Each line below is to be written out in full, exactly as shown.

### LISTED RECORDS

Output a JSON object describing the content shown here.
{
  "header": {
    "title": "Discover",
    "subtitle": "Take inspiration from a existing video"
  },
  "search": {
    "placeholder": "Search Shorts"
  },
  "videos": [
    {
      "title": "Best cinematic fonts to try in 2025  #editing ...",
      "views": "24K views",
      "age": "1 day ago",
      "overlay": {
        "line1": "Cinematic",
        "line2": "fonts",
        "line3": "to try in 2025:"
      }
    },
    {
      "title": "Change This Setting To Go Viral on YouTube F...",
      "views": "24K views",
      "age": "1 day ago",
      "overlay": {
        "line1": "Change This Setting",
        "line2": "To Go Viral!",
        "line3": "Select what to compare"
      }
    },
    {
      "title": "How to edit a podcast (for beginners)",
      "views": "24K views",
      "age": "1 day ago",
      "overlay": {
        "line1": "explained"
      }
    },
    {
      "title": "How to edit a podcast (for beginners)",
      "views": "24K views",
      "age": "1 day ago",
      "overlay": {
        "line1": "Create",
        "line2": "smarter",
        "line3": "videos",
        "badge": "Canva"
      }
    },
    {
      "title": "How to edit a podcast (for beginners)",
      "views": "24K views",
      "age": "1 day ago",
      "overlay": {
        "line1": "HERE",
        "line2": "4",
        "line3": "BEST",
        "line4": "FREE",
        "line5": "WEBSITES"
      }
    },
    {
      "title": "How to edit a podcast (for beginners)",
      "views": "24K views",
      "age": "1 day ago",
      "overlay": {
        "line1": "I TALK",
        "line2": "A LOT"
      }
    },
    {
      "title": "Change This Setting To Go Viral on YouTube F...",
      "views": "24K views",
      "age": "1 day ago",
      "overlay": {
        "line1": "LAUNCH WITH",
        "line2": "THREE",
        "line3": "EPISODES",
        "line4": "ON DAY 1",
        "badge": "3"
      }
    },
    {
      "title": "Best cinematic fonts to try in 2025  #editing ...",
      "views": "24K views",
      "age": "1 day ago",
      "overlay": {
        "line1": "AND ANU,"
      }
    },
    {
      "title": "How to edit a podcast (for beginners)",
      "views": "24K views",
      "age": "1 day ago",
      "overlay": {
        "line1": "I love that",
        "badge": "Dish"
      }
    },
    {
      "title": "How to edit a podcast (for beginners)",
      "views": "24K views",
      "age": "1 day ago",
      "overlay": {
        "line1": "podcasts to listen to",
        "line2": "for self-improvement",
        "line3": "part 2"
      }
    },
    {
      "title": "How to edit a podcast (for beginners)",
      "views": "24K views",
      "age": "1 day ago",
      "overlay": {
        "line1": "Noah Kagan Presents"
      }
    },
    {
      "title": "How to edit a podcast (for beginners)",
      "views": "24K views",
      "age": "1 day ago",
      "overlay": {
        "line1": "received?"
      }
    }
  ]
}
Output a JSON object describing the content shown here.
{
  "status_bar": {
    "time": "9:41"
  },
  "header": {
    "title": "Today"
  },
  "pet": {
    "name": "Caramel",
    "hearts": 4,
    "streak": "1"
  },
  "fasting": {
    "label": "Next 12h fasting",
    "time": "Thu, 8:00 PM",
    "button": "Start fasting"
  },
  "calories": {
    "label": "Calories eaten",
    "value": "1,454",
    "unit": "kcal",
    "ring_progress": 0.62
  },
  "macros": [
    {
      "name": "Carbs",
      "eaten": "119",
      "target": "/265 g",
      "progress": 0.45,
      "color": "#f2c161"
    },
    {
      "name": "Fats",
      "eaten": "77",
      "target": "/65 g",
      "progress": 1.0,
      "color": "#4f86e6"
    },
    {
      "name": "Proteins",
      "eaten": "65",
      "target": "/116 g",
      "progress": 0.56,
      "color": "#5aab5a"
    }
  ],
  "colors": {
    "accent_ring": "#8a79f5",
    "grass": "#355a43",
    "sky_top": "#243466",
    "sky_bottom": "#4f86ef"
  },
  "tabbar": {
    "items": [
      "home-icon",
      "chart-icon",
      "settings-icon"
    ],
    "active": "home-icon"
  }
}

######

▸ SOLUTION TO THE PROBLEM:
Output a JSON object describing the content shown here.
{
  "header": {
    "title": "Discover",
    "subtitle": "Take inspiration from a existing video"
  },
  "search": {
    "placeholder": "Search Shorts"
  },
  "videos": [
    {
      "title": "Best cinematic fonts to try in 2025  #editing ...",
      "views": "24K views",
      "age": "1 day ago",
      "overlay": {
        "line1": "Cinematic",
        "line2": "fonts",
        "line3": "to try in 2025:"
      }
    },
    {
      "title": "Change This Setting To Go Viral on YouTube F...",
      "views": "24K views",
      "age": "1 day ago",
      "overlay": {
        "line1": "Change This Setting",
        "line2": "To Go Viral!",
        "line3": "Select what to compare"
      }
    },
    {
      "title": "How to edit a podcast (for beginners)",
      "views": "24K views",
      "age": "1 day ago",
      "overlay": {
        "line1": "explained"
      }
    },
    {
      "title": "How to edit a podcast (for beginners)",
      "views": "24K views",
      "age": "1 day ago",
      "overlay": {
        "line1": "Create",
        "line2": "smarter",
        "line3": "videos",
        "badge": "Canva"
      }
    },
    {
      "title": "How to edit a podcast (for beginners)",
      "views": "24K views",
      "age": "1 day ago",
      "overlay": {
        "line1": "HERE",
        "line2": "4",
        "line3": "BEST",
        "line4": "FREE",
        "line5": "WEBSITES"
      }
    },
    {
      "title": "How to edit a podcast (for beginners)",
      "views": "24K views",
      "age": "1 day ago",
      "overlay": {
        "line1": "I TALK",
        "line2": "A LOT"
      }
    },
    {
      "title": "Change This Setting To Go Viral on YouTube F...",
      "views": "24K views",
      "age": "1 day ago",
      "overlay": {
        "line1": "LAUNCH WITH",
        "line2": "THREE",
        "line3": "EPISODES",
        "line4": "ON DAY 1",
        "badge": "3"
      }
    },
    {
      "title": "Best cinematic fonts to try in 2025  #editing ...",
      "views": "24K views",
      "age": "1 day ago",
      "overlay": {
        "line1": "AND ANU,"
      }
    },
    {
      "title": "How to edit a podcast (for beginners)",
      "views": "24K views",
      "age": "1 day ago",
      "overlay": {
        "line1": "I love that",
        "badge": "Dish"
      }
    },
    {
      "title": "How to edit a podcast (for beginners)",
      "views": "24K views",
      "age": "1 day ago",
      "overlay": {
        "line1": "podcasts to listen to",
        "line2": "for self-improvement",
        "line3": "part 2"
      }
    },
    {
      "title": "How to edit a podcast (for beginners)",
      "views": "24K views",
      "age": "1 day ago",
      "overlay": {
        "line1": "Noah Kagan Presents"
      }
    },
    {
      "title": "How to edit a podcast (for beginners)",
      "views": "24K views",
      "age": "1 day ago",
      "overlay": {
        "line1": "received?"
      }
    }
  ]
}
Output a JSON object describing the content shown here.
{
  "status_bar": {
    "time": "9:41"
  },
  "header": {
    "title": "Today"
  },
  "pet": {
    "name": "Caramel",
    "hearts": 4,
    "streak": "1"
  },
  "fasting": {
    "label": "Next 12h fasting",
    "time": "Thu, 8:00 PM",
    "button": "Start fasting"
  },
  "calories": {
    "label": "Calories eaten",
    "value": "1,454",
    "unit": "kcal",
    "ring_progress": 0.62
  },
  "macros": [
    {
      "name": "Carbs",
      "eaten": "119",
      "target": "/265 g",
      "progress": 0.45,
      "color": "#f2c161"
    },
    {
      "name": "Fats",
      "eaten": "77",
      "target": "/65 g",
      "progress": 1.0,
      "color": "#4f86e6"
    },
    {
      "name": "Proteins",
      "eaten": "65",
      "target": "/116 g",
      "progress": 0.56,
      "color": "#5aab5a"
    }
  ],
  "colors": {
    "accent_ring": "#8a79f5",
    "grass": "#355a43",
    "sky_top": "#243466",
    "sky_bottom": "#4f86ef"
  },
  "tabbar": {
    "items": [
      "home-icon",
      "chart-icon",
      "settings-icon"
    ],
    "active": "home-icon"
  }
}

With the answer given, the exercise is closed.